begin RECORDS TO USE
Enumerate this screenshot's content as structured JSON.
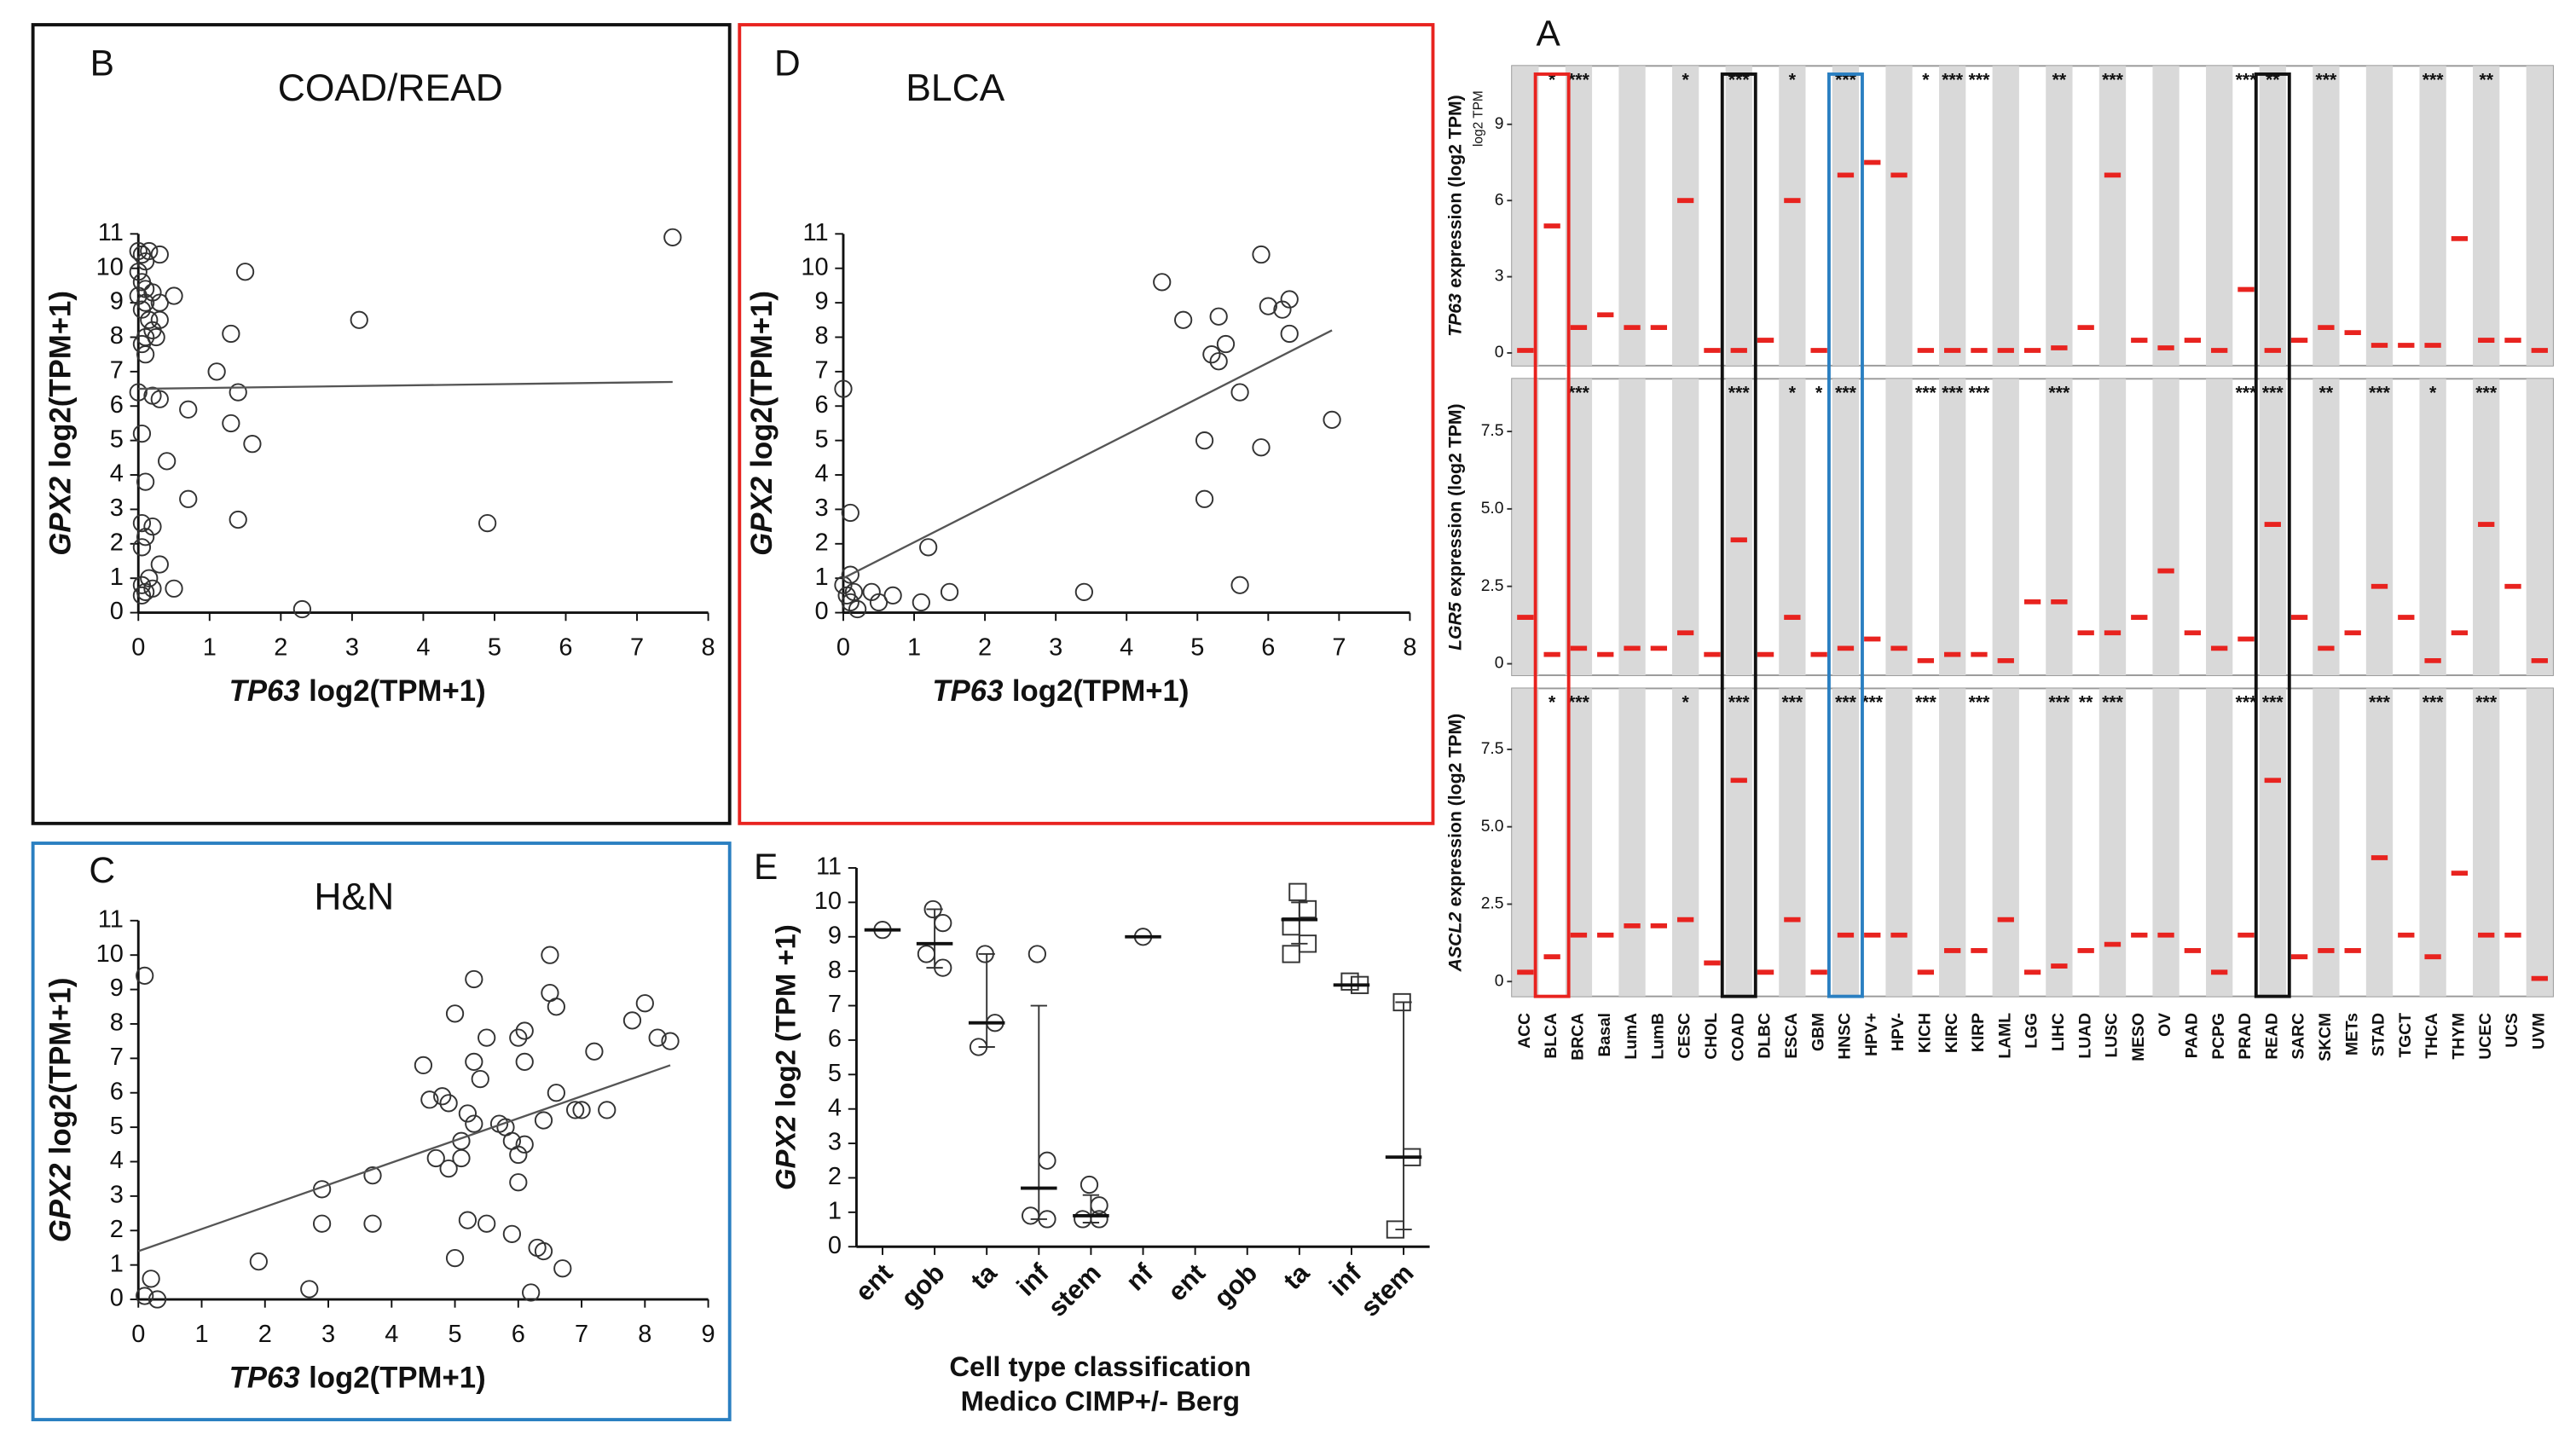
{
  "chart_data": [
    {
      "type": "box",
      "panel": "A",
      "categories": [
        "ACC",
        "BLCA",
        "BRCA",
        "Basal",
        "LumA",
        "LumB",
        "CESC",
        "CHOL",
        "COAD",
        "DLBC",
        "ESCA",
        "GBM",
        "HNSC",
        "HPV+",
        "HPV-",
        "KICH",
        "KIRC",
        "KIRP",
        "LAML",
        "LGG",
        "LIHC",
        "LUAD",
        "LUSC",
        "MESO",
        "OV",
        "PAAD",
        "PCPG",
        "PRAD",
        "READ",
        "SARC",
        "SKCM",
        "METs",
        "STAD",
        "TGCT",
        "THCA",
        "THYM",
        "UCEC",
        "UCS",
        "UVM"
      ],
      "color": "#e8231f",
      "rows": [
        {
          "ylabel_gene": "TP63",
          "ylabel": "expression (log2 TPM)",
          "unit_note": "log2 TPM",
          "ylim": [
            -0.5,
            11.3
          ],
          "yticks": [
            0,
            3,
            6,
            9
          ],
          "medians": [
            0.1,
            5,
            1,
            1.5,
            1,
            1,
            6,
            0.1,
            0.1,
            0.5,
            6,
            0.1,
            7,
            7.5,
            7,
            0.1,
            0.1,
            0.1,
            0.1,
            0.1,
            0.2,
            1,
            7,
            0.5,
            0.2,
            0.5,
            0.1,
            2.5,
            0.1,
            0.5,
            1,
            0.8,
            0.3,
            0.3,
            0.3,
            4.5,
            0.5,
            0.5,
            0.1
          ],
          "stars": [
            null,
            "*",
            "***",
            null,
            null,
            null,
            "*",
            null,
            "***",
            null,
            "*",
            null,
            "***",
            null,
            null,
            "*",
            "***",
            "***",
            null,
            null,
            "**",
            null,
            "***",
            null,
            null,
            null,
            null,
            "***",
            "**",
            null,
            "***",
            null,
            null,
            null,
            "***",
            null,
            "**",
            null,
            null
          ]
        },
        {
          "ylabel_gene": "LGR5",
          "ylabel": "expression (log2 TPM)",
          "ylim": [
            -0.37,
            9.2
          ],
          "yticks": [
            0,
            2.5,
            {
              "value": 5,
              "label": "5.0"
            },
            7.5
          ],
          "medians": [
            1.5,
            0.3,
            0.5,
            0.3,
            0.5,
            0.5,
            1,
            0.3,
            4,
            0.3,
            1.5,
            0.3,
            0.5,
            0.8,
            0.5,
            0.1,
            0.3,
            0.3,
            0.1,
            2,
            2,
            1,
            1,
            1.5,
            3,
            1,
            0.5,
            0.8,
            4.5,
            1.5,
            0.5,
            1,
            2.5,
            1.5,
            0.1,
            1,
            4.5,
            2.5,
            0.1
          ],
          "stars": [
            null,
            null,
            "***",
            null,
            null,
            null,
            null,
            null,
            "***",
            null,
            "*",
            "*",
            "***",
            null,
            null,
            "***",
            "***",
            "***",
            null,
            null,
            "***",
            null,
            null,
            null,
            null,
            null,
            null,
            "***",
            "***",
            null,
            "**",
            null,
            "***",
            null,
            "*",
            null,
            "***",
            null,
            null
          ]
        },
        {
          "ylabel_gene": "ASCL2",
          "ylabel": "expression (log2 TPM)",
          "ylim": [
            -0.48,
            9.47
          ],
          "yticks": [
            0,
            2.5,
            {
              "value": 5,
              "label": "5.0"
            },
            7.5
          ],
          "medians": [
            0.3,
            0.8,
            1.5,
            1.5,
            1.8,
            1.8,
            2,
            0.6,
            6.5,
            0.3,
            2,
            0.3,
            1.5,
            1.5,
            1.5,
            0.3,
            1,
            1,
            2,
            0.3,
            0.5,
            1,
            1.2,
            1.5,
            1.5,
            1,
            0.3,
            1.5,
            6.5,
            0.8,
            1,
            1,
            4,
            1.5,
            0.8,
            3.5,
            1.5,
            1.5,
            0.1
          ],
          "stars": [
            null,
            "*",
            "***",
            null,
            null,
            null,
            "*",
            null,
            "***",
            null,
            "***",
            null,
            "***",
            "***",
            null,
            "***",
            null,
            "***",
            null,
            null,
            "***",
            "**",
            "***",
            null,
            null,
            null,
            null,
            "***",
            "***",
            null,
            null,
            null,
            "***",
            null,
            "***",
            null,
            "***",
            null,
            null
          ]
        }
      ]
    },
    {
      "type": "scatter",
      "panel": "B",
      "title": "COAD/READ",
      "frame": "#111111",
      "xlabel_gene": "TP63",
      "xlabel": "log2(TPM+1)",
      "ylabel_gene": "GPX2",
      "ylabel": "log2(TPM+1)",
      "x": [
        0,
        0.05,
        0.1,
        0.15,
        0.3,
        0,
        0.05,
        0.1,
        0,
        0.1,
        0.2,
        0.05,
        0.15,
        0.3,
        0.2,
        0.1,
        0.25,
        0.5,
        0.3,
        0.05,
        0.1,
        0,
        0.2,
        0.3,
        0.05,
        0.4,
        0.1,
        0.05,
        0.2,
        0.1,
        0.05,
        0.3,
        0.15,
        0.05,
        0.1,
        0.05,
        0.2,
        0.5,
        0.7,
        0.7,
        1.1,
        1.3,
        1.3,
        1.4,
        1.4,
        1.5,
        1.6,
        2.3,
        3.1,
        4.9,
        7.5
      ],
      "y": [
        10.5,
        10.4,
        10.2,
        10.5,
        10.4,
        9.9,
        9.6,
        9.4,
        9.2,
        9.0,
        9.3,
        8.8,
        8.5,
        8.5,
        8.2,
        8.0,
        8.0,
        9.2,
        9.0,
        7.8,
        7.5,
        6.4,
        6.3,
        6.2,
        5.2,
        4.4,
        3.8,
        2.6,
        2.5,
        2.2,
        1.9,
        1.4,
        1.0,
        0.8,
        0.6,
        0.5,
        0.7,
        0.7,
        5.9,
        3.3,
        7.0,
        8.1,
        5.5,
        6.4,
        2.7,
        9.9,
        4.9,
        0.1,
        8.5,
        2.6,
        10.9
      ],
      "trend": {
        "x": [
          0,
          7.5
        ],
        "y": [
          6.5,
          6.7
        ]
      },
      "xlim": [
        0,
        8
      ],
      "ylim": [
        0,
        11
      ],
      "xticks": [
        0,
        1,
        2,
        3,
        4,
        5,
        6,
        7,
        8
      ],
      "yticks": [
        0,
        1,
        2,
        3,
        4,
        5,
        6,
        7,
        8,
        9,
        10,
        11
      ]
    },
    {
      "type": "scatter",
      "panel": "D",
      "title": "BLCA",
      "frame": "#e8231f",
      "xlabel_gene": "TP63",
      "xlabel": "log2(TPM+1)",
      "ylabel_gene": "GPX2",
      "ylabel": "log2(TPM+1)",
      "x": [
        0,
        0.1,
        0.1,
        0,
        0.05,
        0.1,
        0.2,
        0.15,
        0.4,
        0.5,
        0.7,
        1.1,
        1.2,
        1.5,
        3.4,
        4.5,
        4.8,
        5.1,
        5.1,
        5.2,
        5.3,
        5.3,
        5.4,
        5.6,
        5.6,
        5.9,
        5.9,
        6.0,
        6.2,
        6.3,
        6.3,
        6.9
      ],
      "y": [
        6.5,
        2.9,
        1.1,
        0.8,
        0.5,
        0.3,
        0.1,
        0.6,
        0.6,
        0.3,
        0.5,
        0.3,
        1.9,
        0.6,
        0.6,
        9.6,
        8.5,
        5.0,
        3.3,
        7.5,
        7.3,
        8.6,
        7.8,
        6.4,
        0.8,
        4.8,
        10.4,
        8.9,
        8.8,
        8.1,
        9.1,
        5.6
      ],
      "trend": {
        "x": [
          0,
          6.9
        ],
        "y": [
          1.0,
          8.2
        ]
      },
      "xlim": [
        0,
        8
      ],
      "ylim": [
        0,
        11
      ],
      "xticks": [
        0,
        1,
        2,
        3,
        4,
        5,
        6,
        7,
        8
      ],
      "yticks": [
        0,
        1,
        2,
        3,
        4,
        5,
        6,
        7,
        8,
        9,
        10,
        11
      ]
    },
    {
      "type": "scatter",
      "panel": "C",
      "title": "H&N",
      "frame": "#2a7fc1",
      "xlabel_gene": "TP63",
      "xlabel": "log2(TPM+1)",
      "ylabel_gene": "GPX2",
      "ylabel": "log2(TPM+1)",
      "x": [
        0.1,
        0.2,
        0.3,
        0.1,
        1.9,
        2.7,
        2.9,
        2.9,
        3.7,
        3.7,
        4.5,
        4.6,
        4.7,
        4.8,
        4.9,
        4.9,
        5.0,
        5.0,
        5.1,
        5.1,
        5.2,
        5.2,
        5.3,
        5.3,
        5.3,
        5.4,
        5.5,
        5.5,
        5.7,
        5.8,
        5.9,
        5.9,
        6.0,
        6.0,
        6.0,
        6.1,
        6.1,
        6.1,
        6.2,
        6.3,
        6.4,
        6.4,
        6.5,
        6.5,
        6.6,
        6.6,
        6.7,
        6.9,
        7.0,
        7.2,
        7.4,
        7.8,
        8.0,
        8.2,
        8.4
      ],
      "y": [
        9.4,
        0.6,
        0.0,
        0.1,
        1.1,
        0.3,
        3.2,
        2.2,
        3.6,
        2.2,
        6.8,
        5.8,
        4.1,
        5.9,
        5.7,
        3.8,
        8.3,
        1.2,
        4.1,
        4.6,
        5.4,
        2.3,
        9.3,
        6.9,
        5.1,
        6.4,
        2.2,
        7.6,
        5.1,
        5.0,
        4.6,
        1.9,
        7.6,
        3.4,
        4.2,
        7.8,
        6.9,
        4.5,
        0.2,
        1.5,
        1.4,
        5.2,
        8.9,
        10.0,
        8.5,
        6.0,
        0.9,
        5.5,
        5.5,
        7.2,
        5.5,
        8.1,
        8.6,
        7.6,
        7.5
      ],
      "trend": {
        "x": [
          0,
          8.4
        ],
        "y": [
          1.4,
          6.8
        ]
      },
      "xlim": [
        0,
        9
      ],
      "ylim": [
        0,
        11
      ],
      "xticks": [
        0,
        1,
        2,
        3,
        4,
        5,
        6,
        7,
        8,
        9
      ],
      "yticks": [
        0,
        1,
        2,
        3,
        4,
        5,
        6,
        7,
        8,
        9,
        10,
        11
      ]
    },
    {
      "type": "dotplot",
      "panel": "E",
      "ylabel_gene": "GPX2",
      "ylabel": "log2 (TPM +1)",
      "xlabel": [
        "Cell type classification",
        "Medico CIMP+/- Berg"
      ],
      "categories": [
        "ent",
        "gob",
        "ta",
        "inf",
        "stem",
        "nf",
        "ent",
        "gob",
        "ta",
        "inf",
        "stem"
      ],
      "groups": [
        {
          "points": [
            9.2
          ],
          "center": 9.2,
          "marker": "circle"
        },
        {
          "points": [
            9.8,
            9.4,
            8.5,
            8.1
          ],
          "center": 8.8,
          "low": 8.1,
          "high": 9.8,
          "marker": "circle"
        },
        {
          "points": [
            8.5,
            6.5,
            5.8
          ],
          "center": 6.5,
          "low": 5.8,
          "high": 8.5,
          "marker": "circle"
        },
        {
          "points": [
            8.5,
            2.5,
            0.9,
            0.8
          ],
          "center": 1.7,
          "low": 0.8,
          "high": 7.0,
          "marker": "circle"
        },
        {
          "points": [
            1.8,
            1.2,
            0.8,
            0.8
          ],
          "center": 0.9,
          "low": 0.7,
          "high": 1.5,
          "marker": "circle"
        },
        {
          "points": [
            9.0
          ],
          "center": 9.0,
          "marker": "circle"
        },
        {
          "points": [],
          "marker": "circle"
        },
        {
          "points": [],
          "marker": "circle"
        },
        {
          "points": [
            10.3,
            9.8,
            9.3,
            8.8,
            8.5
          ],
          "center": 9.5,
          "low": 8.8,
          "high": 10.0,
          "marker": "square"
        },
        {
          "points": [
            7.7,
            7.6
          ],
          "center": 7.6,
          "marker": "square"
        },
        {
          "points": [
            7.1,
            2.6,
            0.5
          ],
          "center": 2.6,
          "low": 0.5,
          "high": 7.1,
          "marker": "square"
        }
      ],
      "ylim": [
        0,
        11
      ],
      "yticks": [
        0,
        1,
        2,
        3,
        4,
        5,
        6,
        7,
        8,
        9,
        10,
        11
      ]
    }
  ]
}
end RECORDS TO USE
§ **TASK DESCRIPTION**
Within the listing above, find every line containing the string "frame" and return it.

§ **SOLUTION FOR THIS TASK**
      "frame": "#111111",
      "frame": "#e8231f",
      "frame": "#2a7fc1",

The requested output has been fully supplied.